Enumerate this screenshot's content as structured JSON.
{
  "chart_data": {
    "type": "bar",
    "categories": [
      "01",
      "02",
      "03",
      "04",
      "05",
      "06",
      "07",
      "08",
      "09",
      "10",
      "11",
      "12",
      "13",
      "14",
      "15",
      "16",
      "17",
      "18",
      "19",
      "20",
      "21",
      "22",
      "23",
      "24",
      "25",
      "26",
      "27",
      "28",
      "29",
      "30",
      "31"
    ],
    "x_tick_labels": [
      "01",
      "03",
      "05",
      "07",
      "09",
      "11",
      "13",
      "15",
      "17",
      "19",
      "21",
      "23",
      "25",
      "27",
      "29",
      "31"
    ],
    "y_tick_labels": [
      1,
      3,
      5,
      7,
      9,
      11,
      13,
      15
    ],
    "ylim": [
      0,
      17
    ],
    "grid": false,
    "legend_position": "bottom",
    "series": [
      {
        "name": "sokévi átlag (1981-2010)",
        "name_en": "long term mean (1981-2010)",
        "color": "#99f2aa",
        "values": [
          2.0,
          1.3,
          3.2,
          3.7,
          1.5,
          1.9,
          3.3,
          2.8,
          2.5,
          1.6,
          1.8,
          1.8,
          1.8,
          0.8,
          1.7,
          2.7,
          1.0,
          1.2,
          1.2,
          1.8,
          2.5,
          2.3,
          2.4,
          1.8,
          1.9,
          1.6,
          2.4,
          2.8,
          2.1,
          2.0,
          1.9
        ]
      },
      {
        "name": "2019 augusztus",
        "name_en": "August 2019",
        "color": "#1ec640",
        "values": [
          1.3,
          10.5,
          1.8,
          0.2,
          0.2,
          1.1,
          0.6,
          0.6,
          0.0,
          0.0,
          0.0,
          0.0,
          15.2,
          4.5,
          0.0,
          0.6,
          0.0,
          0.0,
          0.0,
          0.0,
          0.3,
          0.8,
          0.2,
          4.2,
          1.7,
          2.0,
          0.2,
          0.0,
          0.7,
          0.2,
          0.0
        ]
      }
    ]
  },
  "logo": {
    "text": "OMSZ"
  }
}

- _Direction_
Copy the data above exactly. Every line must be included.

- _Complete response_
Enumerate this screenshot's content as structured JSON.
{
  "chart_data": {
    "type": "bar",
    "categories": [
      "01",
      "02",
      "03",
      "04",
      "05",
      "06",
      "07",
      "08",
      "09",
      "10",
      "11",
      "12",
      "13",
      "14",
      "15",
      "16",
      "17",
      "18",
      "19",
      "20",
      "21",
      "22",
      "23",
      "24",
      "25",
      "26",
      "27",
      "28",
      "29",
      "30",
      "31"
    ],
    "x_tick_labels": [
      "01",
      "03",
      "05",
      "07",
      "09",
      "11",
      "13",
      "15",
      "17",
      "19",
      "21",
      "23",
      "25",
      "27",
      "29",
      "31"
    ],
    "y_tick_labels": [
      1,
      3,
      5,
      7,
      9,
      11,
      13,
      15
    ],
    "ylim": [
      0,
      17
    ],
    "grid": false,
    "legend_position": "bottom",
    "series": [
      {
        "name": "sokévi átlag (1981-2010)",
        "name_en": "long term mean (1981-2010)",
        "color": "#99f2aa",
        "values": [
          2.0,
          1.3,
          3.2,
          3.7,
          1.5,
          1.9,
          3.3,
          2.8,
          2.5,
          1.6,
          1.8,
          1.8,
          1.8,
          0.8,
          1.7,
          2.7,
          1.0,
          1.2,
          1.2,
          1.8,
          2.5,
          2.3,
          2.4,
          1.8,
          1.9,
          1.6,
          2.4,
          2.8,
          2.1,
          2.0,
          1.9
        ]
      },
      {
        "name": "2019 augusztus",
        "name_en": "August 2019",
        "color": "#1ec640",
        "values": [
          1.3,
          10.5,
          1.8,
          0.2,
          0.2,
          1.1,
          0.6,
          0.6,
          0.0,
          0.0,
          0.0,
          0.0,
          15.2,
          4.5,
          0.0,
          0.6,
          0.0,
          0.0,
          0.0,
          0.0,
          0.3,
          0.8,
          0.2,
          4.2,
          1.7,
          2.0,
          0.2,
          0.0,
          0.7,
          0.2,
          0.0
        ]
      }
    ]
  },
  "logo": {
    "text": "OMSZ"
  }
}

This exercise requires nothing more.